Which lines in the material below contain the word "level"? Copy each of them.

┌──

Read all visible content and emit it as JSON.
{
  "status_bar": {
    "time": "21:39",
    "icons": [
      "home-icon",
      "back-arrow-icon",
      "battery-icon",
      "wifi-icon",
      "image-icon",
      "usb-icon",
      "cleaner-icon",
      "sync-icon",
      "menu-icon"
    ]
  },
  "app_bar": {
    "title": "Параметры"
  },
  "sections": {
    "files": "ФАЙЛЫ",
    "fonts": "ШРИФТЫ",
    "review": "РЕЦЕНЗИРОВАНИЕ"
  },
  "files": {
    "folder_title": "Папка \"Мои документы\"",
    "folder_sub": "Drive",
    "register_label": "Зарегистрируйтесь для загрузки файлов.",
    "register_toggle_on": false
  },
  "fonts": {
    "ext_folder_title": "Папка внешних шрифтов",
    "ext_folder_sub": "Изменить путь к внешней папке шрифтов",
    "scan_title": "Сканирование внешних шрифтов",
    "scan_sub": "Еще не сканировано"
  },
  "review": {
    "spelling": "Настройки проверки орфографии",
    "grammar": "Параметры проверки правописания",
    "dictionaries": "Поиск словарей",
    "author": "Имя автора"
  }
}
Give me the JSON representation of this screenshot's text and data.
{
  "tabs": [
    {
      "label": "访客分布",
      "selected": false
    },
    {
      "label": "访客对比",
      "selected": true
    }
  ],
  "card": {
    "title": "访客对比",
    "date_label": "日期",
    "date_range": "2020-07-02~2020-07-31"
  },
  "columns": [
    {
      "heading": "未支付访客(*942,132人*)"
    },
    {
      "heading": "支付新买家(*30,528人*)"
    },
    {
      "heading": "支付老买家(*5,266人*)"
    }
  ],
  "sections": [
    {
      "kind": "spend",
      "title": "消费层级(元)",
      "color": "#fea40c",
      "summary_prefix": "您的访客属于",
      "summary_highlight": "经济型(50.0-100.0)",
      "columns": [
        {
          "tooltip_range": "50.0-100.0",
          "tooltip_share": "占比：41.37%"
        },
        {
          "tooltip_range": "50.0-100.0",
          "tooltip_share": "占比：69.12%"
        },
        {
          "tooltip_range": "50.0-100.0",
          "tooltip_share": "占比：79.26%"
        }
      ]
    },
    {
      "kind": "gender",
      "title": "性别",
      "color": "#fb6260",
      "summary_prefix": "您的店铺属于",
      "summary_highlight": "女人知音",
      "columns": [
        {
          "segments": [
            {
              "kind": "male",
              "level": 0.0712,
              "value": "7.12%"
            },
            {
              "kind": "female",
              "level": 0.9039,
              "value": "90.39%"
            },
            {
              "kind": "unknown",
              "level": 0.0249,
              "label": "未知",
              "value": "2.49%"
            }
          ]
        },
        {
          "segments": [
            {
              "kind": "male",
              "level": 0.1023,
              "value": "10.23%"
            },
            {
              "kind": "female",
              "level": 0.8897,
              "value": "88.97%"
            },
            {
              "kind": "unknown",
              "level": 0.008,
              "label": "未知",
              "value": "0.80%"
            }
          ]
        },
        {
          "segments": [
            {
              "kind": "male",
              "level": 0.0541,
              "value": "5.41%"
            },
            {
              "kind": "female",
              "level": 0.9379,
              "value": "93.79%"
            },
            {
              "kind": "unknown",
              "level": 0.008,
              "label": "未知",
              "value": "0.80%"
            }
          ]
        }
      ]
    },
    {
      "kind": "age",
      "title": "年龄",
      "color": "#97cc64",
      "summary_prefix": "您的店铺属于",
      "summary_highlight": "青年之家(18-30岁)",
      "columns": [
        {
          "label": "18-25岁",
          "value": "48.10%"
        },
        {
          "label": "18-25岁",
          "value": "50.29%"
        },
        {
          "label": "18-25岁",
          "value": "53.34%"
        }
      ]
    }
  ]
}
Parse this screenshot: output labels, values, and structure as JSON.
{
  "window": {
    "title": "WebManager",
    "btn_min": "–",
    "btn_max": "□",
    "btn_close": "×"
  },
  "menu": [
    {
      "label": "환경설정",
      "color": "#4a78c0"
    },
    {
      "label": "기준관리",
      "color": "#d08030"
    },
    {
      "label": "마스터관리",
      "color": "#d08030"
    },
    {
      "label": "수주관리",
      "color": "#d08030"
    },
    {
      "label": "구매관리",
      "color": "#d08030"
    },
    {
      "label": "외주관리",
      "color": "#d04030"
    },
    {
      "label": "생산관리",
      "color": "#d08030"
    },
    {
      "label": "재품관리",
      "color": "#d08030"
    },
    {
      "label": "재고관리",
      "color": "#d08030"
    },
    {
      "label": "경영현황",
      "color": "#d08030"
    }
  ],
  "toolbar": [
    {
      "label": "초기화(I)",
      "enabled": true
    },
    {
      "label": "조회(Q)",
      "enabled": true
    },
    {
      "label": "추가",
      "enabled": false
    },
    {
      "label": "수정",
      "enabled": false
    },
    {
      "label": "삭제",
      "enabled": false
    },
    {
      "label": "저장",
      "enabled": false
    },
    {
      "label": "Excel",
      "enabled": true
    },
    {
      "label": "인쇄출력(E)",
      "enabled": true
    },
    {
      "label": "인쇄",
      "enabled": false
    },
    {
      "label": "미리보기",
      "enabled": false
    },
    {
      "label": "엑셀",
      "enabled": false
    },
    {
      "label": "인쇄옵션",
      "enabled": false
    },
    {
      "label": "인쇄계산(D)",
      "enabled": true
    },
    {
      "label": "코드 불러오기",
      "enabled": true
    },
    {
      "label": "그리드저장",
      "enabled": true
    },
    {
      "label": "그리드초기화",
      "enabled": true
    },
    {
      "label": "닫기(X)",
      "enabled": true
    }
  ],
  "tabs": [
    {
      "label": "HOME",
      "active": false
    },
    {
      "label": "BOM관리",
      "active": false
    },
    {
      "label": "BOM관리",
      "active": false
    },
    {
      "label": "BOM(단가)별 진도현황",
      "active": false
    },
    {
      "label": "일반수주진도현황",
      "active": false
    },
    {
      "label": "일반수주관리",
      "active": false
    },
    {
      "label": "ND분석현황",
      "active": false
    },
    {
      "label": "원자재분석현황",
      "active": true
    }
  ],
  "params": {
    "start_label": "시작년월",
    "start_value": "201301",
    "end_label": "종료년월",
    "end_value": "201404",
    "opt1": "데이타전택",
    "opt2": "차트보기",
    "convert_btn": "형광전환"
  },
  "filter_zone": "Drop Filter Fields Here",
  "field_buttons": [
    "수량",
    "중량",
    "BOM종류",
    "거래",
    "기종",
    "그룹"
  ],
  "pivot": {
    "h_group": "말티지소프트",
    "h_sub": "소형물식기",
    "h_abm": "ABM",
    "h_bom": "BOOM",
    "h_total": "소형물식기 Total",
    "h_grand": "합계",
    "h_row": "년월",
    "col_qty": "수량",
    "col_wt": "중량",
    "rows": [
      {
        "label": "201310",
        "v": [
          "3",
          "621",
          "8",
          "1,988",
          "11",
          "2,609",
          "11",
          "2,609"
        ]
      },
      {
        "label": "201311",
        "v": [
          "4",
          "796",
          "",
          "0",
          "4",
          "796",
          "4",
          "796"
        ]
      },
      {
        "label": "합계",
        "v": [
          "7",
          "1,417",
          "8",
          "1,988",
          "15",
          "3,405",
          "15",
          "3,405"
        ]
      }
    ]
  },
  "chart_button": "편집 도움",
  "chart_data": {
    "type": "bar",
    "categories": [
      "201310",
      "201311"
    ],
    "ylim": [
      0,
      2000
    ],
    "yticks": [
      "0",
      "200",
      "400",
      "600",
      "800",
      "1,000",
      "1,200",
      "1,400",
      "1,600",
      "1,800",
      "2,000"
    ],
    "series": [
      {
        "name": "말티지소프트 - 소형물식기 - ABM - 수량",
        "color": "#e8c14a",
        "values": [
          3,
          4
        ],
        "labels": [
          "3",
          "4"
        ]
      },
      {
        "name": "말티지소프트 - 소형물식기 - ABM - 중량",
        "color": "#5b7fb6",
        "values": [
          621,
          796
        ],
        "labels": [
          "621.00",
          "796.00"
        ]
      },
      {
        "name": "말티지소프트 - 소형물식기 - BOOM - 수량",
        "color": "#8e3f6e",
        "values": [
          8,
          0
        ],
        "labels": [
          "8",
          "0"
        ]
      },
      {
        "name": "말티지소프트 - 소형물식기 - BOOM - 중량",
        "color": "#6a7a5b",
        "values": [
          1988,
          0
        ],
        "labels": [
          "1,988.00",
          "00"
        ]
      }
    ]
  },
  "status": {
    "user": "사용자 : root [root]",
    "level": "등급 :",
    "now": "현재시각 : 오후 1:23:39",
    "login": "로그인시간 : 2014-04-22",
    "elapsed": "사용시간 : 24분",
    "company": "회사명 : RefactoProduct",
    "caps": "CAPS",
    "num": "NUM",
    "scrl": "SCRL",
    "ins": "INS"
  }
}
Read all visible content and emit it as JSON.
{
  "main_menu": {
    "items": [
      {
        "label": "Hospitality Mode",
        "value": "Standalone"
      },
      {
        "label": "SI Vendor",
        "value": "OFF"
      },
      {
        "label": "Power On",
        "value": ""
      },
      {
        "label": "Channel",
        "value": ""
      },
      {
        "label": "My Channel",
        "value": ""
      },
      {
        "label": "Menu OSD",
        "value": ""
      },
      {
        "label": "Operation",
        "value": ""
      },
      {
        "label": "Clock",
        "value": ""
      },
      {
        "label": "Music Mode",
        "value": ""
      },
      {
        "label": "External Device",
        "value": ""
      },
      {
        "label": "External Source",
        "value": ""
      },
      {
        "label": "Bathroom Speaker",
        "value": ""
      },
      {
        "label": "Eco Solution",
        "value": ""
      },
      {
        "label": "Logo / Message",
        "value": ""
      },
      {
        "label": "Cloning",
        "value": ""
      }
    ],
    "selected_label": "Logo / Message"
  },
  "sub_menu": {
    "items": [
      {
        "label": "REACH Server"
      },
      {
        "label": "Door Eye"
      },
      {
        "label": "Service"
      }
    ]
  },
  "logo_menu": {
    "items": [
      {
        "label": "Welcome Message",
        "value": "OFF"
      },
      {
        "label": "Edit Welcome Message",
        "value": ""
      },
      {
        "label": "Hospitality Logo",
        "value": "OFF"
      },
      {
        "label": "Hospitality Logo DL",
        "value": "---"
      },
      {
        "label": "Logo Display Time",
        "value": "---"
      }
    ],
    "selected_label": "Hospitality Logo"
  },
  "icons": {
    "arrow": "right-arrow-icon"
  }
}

└──

- EXPECTED OUTPUT:
              "level": 0.0712,
              "level": 0.9039,
              "level": 0.0249,
              "level": 0.1023,
              "level": 0.8897,
              "level": 0.008,
              "level": 0.0541,
              "level": 0.9379,
              "level": 0.008,
    "level": "등급 :",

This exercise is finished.